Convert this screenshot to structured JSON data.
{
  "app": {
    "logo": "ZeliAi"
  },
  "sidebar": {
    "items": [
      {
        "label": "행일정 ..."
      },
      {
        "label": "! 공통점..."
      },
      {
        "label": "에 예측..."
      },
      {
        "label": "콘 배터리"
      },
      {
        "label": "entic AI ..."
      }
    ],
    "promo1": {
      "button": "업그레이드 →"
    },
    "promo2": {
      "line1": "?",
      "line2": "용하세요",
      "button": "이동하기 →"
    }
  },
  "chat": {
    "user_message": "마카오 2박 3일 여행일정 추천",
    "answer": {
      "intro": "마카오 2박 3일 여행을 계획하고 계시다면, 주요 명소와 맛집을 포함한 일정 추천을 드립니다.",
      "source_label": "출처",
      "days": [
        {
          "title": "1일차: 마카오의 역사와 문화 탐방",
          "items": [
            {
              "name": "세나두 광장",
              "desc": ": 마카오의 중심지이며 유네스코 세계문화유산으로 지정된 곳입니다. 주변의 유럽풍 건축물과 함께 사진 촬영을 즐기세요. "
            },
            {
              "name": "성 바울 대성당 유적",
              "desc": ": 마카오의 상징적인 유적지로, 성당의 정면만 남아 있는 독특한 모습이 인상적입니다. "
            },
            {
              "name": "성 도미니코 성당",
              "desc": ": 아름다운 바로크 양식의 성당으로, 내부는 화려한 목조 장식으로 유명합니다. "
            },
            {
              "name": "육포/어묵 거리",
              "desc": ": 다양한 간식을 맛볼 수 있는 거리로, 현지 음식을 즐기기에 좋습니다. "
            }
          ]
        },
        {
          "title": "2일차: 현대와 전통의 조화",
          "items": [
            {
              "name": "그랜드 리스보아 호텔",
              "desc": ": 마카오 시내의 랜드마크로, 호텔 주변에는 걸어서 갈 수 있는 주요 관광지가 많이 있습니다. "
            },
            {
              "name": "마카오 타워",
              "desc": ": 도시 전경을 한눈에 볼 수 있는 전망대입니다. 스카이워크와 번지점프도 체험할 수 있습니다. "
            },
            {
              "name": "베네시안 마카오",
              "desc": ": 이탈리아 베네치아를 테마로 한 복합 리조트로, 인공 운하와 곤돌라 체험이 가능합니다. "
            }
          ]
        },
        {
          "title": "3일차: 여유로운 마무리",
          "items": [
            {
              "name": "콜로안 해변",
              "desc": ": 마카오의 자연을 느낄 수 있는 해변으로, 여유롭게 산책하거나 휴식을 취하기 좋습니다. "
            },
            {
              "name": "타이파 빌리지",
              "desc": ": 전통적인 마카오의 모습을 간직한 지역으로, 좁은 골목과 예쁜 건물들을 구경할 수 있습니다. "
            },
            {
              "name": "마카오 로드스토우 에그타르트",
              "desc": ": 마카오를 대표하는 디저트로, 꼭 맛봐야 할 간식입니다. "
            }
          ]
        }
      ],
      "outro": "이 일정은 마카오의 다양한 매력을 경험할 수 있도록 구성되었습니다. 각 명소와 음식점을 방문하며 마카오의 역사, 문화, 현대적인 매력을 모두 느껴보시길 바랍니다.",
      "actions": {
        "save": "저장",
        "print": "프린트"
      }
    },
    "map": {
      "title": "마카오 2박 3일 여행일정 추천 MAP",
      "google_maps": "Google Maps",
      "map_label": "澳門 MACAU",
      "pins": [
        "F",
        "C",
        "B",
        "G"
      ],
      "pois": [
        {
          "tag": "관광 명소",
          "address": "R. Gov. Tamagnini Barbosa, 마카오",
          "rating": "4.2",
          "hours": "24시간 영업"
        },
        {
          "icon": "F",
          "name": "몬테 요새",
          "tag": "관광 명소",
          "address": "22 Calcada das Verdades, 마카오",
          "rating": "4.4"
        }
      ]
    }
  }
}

--*--

**What you should do**. Copy all lines in the listing above where the string "좋습니다" appears.

**Output of the task**.
              "desc": ": 다양한 간식을 맛볼 수 있는 거리로, 현지 음식을 즐기기에 좋습니다. "
              "desc": ": 마카오의 자연을 느낄 수 있는 해변으로, 여유롭게 산책하거나 휴식을 취하기 좋습니다. "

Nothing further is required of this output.